- DATA SHOWN -

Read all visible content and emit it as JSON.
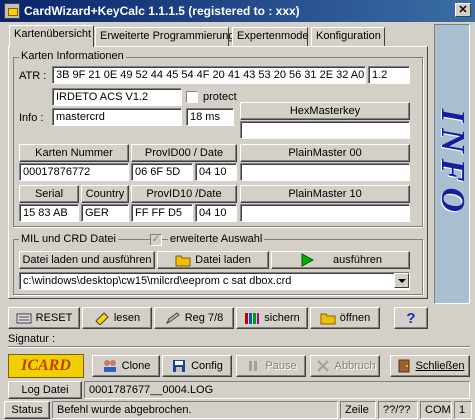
{
  "window": {
    "title": "CardWizard+KeyCalc 1.1.1.5 (registered to : xxx)",
    "close_glyph": "✕"
  },
  "tabs": [
    {
      "label": "Kartenübersicht",
      "active": true
    },
    {
      "label": "Erweiterte Programmierung"
    },
    {
      "label": "Expertenmode"
    },
    {
      "label": "Konfiguration"
    }
  ],
  "karten": {
    "legend": "Karten Informationen",
    "atr_label": "ATR :",
    "atr_value": "3B 9F 21 0E 49 52 44 45 54 4F 20 41 43 53 20 56 31 2E 32 A0",
    "atr_version": "1.2",
    "card_name": "IRDETO ACS V1.2",
    "protect_label": "protect",
    "info_label": "Info :",
    "info_value": "mastercrd",
    "info_time": "18 ms",
    "hexmasterkey_button": "HexMasterkey",
    "hexmasterkey_value": "",
    "kartennummer_button": "Karten Nummer",
    "kartennummer_value": "00017876772",
    "provid00_button": "ProvID00 / Date",
    "provid00_value": "06 6F 5D",
    "provid00_date": "04 10",
    "plainmaster00_button": "PlainMaster 00",
    "plainmaster00_value": "",
    "serial_button": "Serial",
    "serial_value": "15 83 AB",
    "country_button": "Country",
    "country_value": "GER",
    "provid10_button": "ProvID10 /Date",
    "provid10_value": "FF FF D5",
    "provid10_date": "04 10",
    "plainmaster10_button": "PlainMaster 10",
    "plainmaster10_value": ""
  },
  "mil": {
    "legend": "MIL und CRD Datei",
    "erweiterte_label": "erweiterte Auswahl",
    "checkmark": "✓",
    "load_execute_button": "Datei laden und ausführen",
    "load_button": "Datei laden",
    "execute_button": "ausführen",
    "file_path": "c:\\windows\\desktop\\cw15\\milcrd\\eeprom c sat dbox.crd"
  },
  "info_panel": {
    "text": "INFO"
  },
  "toolbar": {
    "reset": "RESET",
    "lesen": "lesen",
    "reg": "Reg 7/8",
    "sichern": "sichern",
    "oeffnen": "öffnen",
    "help": "?"
  },
  "signatur": {
    "label": "Signatur :",
    "value": ""
  },
  "actions": {
    "logo": "ICARD",
    "clone": "Clone",
    "config": "Config",
    "pause": "Pause",
    "abbruch": "Abbruch",
    "schliessen": "Schließen"
  },
  "logfile": {
    "label": "Log Datei",
    "value": "0001787677__0004.LOG"
  },
  "statusbar": {
    "label": "Status",
    "message": "Befehl wurde abgebrochen.",
    "zeile": "Zeile",
    "position": "??/??",
    "port": "COM",
    "port_num": "1"
  },
  "colors": {
    "title_start": "#0a246a",
    "title_end": "#3a6ea5",
    "info_bg": "#a8c0d0",
    "info_text": "#1a1aa0",
    "face": "#d4d0c8"
  }
}
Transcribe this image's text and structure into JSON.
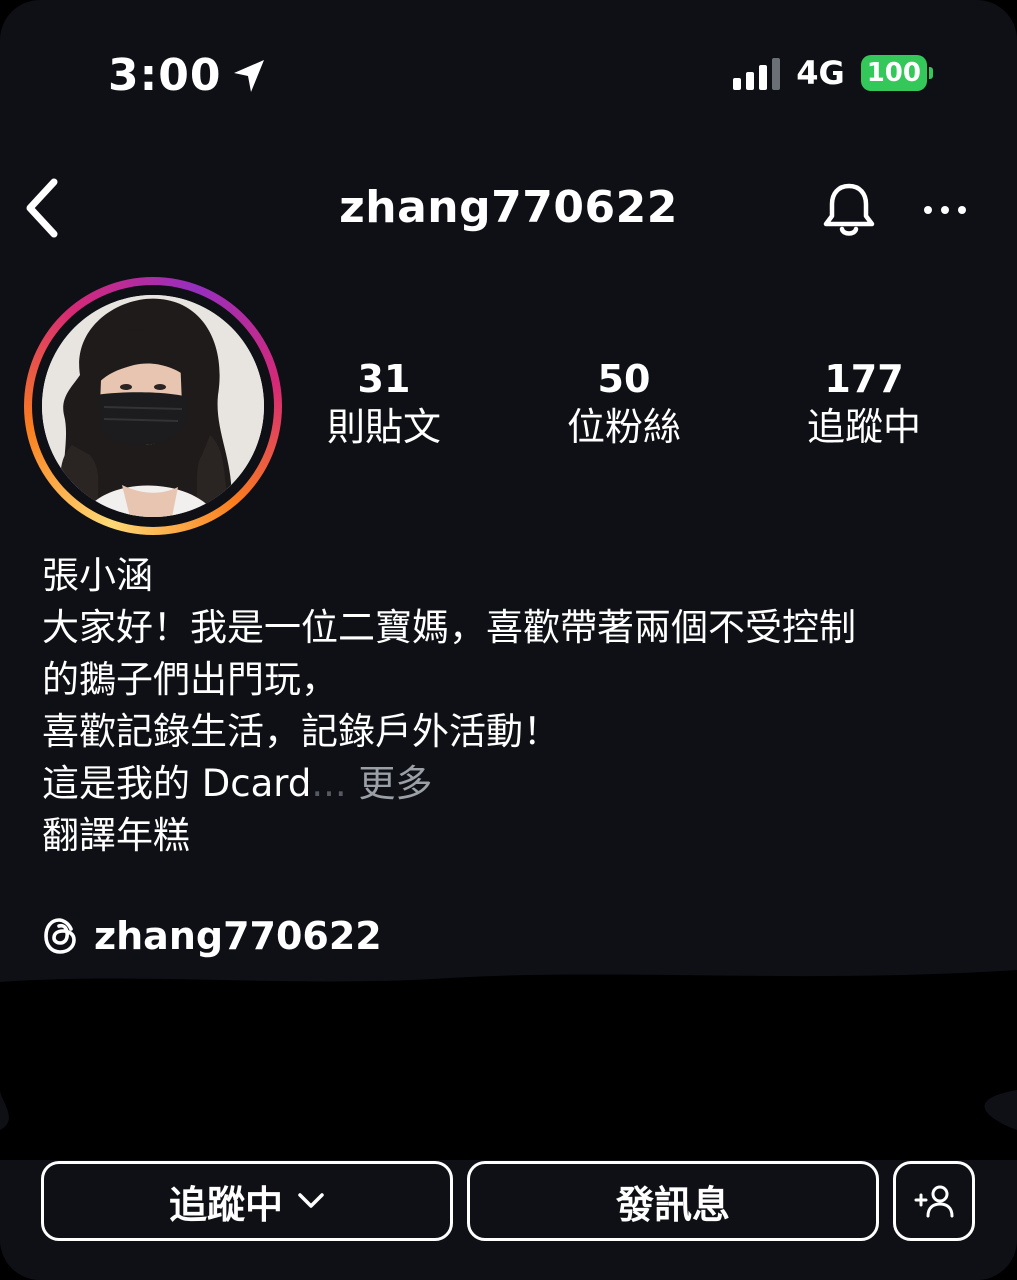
{
  "status_bar": {
    "time": "3:00",
    "network": "4G",
    "battery": "100",
    "battery_color": "#34c759"
  },
  "header": {
    "username": "zhang770622",
    "back_icon": "chevron-left-icon",
    "bell_icon": "bell-icon",
    "more_icon": "ellipsis-icon"
  },
  "stats": [
    {
      "count": "31",
      "label": "則貼文"
    },
    {
      "count": "50",
      "label": "位粉絲"
    },
    {
      "count": "177",
      "label": "追蹤中"
    }
  ],
  "bio": {
    "name": "張小涵",
    "lines": [
      "大家好！我是一位二寶媽，喜歡帶著兩個不受控制",
      "的鵝子們出門玩，",
      "喜歡記錄生活，記錄戶外活動！",
      "這是我的 Dcard"
    ],
    "ellipsis": "...",
    "more": "更多",
    "translate": "翻譯年糕"
  },
  "threads": {
    "handle": "zhang770622",
    "icon": "threads-icon"
  },
  "actions": {
    "following_label": "追蹤中",
    "message_label": "發訊息",
    "add_person_icon": "add-person-icon"
  },
  "colors": {
    "background": "#0e1016",
    "text": "#ffffff",
    "muted": "#9aa0a6"
  }
}
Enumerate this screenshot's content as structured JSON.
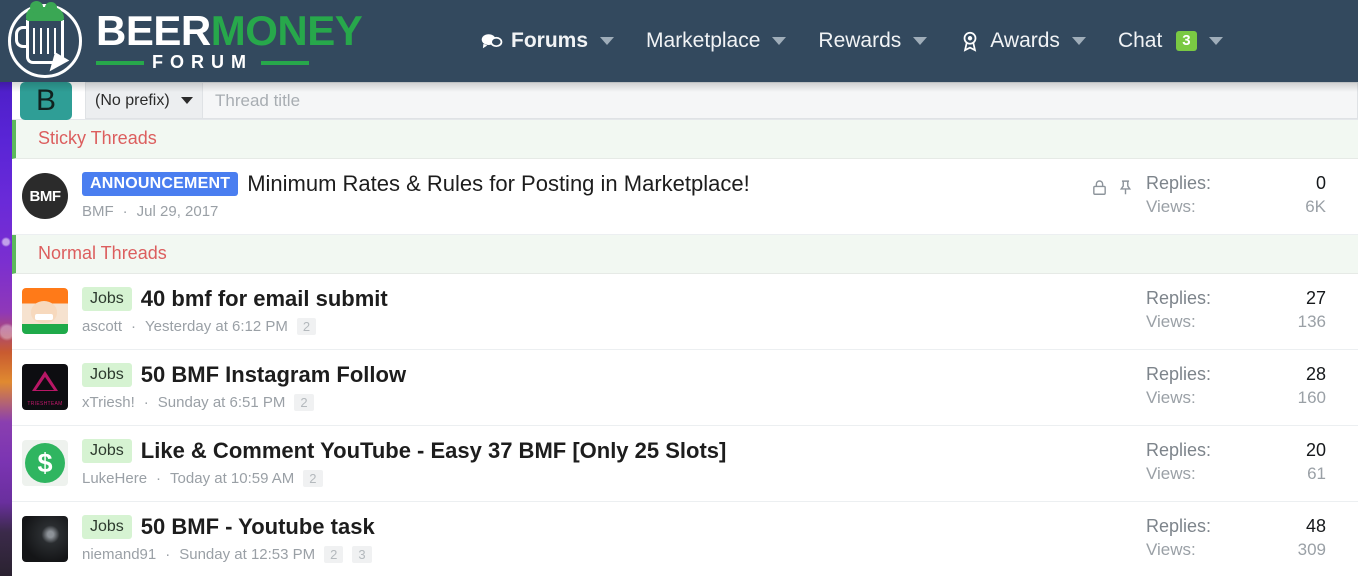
{
  "brand": {
    "name_part1": "BEER",
    "name_part2": "MONEY",
    "subtitle": "FORUM",
    "accent_green": "#27a84b",
    "header_bg": "#33495e"
  },
  "nav": {
    "items": [
      {
        "label": "Forums",
        "icon": "forums-icon",
        "active": true,
        "caret": true,
        "badge": null
      },
      {
        "label": "Marketplace",
        "icon": null,
        "active": false,
        "caret": true,
        "badge": null
      },
      {
        "label": "Rewards",
        "icon": null,
        "active": false,
        "caret": true,
        "badge": null
      },
      {
        "label": "Awards",
        "icon": "award-icon",
        "active": false,
        "caret": true,
        "badge": null
      },
      {
        "label": "Chat",
        "icon": null,
        "active": false,
        "caret": true,
        "badge": "3"
      }
    ],
    "badge_color": "#7ac943"
  },
  "create_thread": {
    "avatar_letter": "B",
    "prefix_value": "(No prefix)",
    "title_placeholder": "Thread title"
  },
  "sections": [
    {
      "label": "Sticky Threads"
    },
    {
      "label": "Normal Threads"
    }
  ],
  "sticky_threads": [
    {
      "avatar": "bmf-logo-avatar",
      "avatar_text": "BMF",
      "prefix": "ANNOUNCEMENT",
      "prefix_type": "announcement",
      "title": "Minimum Rates & Rules for Posting in Marketplace!",
      "author": "BMF",
      "date": "Jul 29, 2017",
      "pages": [],
      "locked": true,
      "pinned": true,
      "replies_label": "Replies:",
      "replies_value": "0",
      "views_label": "Views:",
      "views_value": "6K"
    }
  ],
  "normal_threads": [
    {
      "avatar": "ascott-avatar",
      "prefix": "Jobs",
      "prefix_type": "jobs",
      "title": "40 bmf for email submit",
      "author": "ascott",
      "date": "Yesterday at 6:12 PM",
      "pages": [
        "2"
      ],
      "replies_label": "Replies:",
      "replies_value": "27",
      "views_label": "Views:",
      "views_value": "136"
    },
    {
      "avatar": "triesh-avatar",
      "prefix": "Jobs",
      "prefix_type": "jobs",
      "title": "50 BMF Instagram Follow",
      "author": "xTriesh!",
      "date": "Sunday at 6:51 PM",
      "pages": [
        "2"
      ],
      "replies_label": "Replies:",
      "replies_value": "28",
      "views_label": "Views:",
      "views_value": "160"
    },
    {
      "avatar": "dollar-avatar",
      "prefix": "Jobs",
      "prefix_type": "jobs",
      "title": "Like & Comment YouTube - Easy 37 BMF [Only 25 Slots]",
      "author": "LukeHere",
      "date": "Today at 10:59 AM",
      "pages": [
        "2"
      ],
      "replies_label": "Replies:",
      "replies_value": "20",
      "views_label": "Views:",
      "views_value": "61"
    },
    {
      "avatar": "dark-photo-avatar",
      "prefix": "Jobs",
      "prefix_type": "jobs",
      "title": "50 BMF - Youtube task",
      "author": "niemand91",
      "date": "Sunday at 12:53 PM",
      "pages": [
        "2",
        "3"
      ],
      "replies_label": "Replies:",
      "replies_value": "48",
      "views_label": "Views:",
      "views_value": "309"
    }
  ],
  "separators": {
    "author_date": "·"
  }
}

- DIRECTIONS FOR THIS TASK -
Choose all lines containing the string "ausführen" and copy them out.

- SOLVED EXERCISE -
    "load_execute_button": "Datei laden und ausführen",
    "execute_button": "ausführen",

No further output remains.